Output the material below unchanged, apart from leaving out the pictures.

- _Records to process_:
______
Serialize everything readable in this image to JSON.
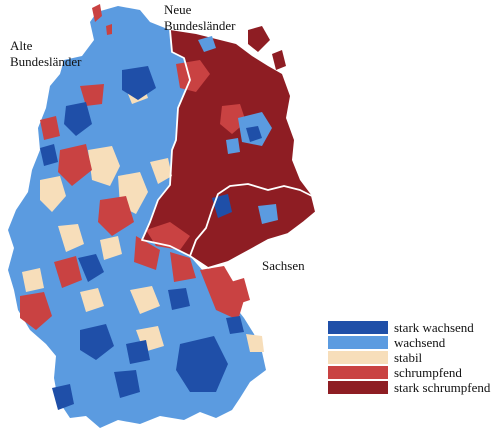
{
  "labels": {
    "neue": [
      "Neue",
      "Bundesländer"
    ],
    "alte": [
      "Alte",
      "Bundesländer"
    ],
    "sachsen": "Sachsen"
  },
  "colors": {
    "stark_wachsend": "#1f4fa8",
    "wachsend": "#5b9be0",
    "stabil": "#f7deba",
    "schrumpfend": "#c94242",
    "stark_schrumpfend": "#8e1d23",
    "border": "#ffffff"
  },
  "legend": [
    {
      "label": "stark wachsend",
      "color": "#1f4fa8"
    },
    {
      "label": "wachsend",
      "color": "#5b9be0"
    },
    {
      "label": "stabil",
      "color": "#f7deba"
    },
    {
      "label": "schrumpfend",
      "color": "#c94242"
    },
    {
      "label": "stark schrumpfend",
      "color": "#8e1d23"
    }
  ]
}
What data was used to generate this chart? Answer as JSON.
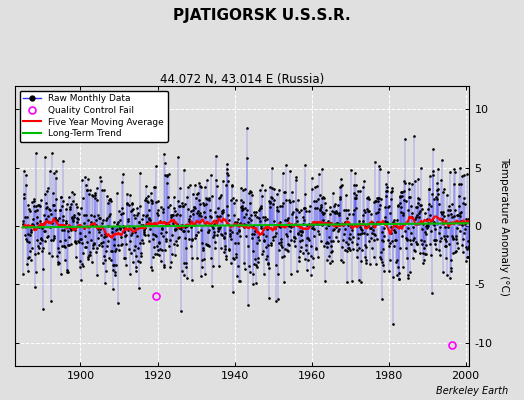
______
- _Exercise answer_:
Serialize everything readable in this image to JSON.
{
  "labels": {
    "neue": [
      "Neue",
      "Bundesländer"
    ],
    "alte": [
      "Alte",
      "Bundesländer"
    ],
    "sachsen": "Sachsen"
  },
  "colors": {
    "stark_wachsend": "#1f4fa8",
    "wachsend": "#5b9be0",
    "stabil": "#f7deba",
    "schrumpfend": "#c94242",
    "stark_schrumpfend": "#8e1d23",
    "border": "#ffffff"
  },
  "legend": [
    {
      "label": "stark wachsend",
      "color": "#1f4fa8"
    },
    {
      "label": "wachsend",
      "color": "#5b9be0"
    },
    {
      "label": "stabil",
      "color": "#f7deba"
    },
    {
      "label": "schrumpfend",
      "color": "#c94242"
    },
    {
      "label": "stark schrumpfend",
      "color": "#8e1d23"
    }
  ]
}
What data was used to generate this chart? Answer as JSON.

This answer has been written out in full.